** Begin RECORDS TO PROCESS **

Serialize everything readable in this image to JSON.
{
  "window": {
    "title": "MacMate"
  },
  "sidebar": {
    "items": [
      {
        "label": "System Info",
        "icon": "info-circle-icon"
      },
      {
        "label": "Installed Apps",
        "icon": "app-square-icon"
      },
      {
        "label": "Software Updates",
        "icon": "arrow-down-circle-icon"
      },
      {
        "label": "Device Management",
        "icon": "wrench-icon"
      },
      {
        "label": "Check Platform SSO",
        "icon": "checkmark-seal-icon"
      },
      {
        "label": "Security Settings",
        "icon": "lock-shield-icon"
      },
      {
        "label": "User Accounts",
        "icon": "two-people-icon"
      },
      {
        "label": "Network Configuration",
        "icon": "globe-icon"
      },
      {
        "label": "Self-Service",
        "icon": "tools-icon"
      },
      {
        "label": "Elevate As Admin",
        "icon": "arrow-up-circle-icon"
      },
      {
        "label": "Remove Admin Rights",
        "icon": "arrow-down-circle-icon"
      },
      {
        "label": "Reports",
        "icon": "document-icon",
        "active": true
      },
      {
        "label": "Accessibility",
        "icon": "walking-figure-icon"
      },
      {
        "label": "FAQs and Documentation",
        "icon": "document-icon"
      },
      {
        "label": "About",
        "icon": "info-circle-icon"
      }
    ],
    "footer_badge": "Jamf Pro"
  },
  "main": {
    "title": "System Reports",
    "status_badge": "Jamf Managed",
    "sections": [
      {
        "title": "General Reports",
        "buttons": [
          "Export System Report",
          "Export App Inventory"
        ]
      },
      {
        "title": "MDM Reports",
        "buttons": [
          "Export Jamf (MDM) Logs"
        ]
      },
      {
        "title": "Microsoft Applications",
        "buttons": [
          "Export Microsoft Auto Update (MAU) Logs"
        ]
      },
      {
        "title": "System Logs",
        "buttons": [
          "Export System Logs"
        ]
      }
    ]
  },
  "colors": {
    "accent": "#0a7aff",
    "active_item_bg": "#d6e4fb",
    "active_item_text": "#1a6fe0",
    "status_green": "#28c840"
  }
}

** End RECORDS TO PROCESS **

> _DIRECTIVE_
Indicate how many lines of the material include the word "Logs"; the number alone is required.

> _TASK RESPONSE_
4